* START *
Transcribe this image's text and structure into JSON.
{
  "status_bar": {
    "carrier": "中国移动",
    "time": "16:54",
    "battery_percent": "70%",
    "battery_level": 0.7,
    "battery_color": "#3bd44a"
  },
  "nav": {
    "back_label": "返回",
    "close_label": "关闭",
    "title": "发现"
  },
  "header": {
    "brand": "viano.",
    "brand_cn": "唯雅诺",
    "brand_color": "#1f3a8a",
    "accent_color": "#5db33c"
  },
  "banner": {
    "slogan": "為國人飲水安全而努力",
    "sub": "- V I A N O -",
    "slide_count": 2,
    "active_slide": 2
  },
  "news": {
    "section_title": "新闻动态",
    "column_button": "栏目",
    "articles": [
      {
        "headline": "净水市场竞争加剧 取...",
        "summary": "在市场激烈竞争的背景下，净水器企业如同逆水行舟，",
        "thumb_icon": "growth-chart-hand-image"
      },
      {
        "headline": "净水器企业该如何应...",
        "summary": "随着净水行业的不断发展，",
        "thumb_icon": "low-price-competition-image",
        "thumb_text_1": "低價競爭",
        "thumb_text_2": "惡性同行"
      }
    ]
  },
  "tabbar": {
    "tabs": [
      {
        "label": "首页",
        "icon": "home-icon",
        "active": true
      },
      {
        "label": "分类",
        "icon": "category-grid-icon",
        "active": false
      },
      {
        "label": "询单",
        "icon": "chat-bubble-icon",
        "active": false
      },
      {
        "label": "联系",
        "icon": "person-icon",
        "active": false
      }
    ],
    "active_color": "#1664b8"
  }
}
* END *
** WHAT THE TASK ASKS **
Repeat each record exactly, leaving nothing out.

** TASK ANSWER **
Transcribe this image's text and structure into JSON.
{
  "status_bar": {
    "carrier": "中国移动",
    "time": "16:54",
    "battery_percent": "70%",
    "battery_level": 0.7,
    "battery_color": "#3bd44a"
  },
  "nav": {
    "back_label": "返回",
    "close_label": "关闭",
    "title": "发现"
  },
  "header": {
    "brand": "viano.",
    "brand_cn": "唯雅诺",
    "brand_color": "#1f3a8a",
    "accent_color": "#5db33c"
  },
  "banner": {
    "slogan": "為國人飲水安全而努力",
    "sub": "- V I A N O -",
    "slide_count": 2,
    "active_slide": 2
  },
  "news": {
    "section_title": "新闻动态",
    "column_button": "栏目",
    "articles": [
      {
        "headline": "净水市场竞争加剧 取...",
        "summary": "在市场激烈竞争的背景下，净水器企业如同逆水行舟，",
        "thumb_icon": "growth-chart-hand-image"
      },
      {
        "headline": "净水器企业该如何应...",
        "summary": "随着净水行业的不断发展，",
        "thumb_icon": "low-price-competition-image",
        "thumb_text_1": "低價競爭",
        "thumb_text_2": "惡性同行"
      }
    ]
  },
  "tabbar": {
    "tabs": [
      {
        "label": "首页",
        "icon": "home-icon",
        "active": true
      },
      {
        "label": "分类",
        "icon": "category-grid-icon",
        "active": false
      },
      {
        "label": "询单",
        "icon": "chat-bubble-icon",
        "active": false
      },
      {
        "label": "联系",
        "icon": "person-icon",
        "active": false
      }
    ],
    "active_color": "#1664b8"
  }
}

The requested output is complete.